▸ **PROVIDED DATA**:
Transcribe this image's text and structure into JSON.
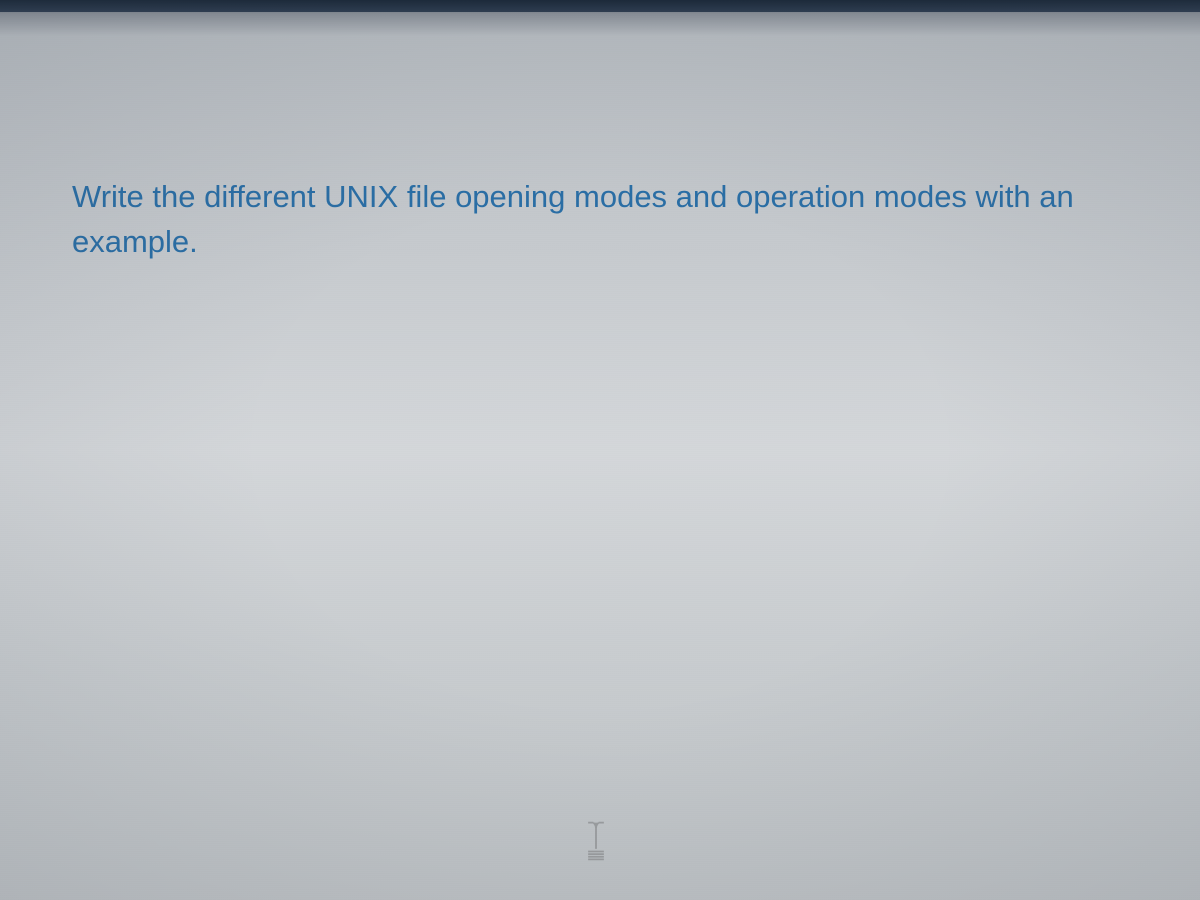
{
  "question": {
    "text": "Write the different UNIX file opening modes and operation modes with an example."
  },
  "colors": {
    "text_color": "#2a6ea5",
    "background_top": "#b8bdc2",
    "background_bottom": "#bfc3c6"
  },
  "cursor": {
    "name": "text-cursor-icon"
  }
}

▸ **GIVEN PROBLEM**: Using the material above, return every line exactly as it appears, minus the pictures.

▸ **FINISHED ANSWER**:
Transcribe this image's text and structure into JSON.
{
  "question": {
    "text": "Write the different UNIX file opening modes and operation modes with an example."
  },
  "colors": {
    "text_color": "#2a6ea5",
    "background_top": "#b8bdc2",
    "background_bottom": "#bfc3c6"
  },
  "cursor": {
    "name": "text-cursor-icon"
  }
}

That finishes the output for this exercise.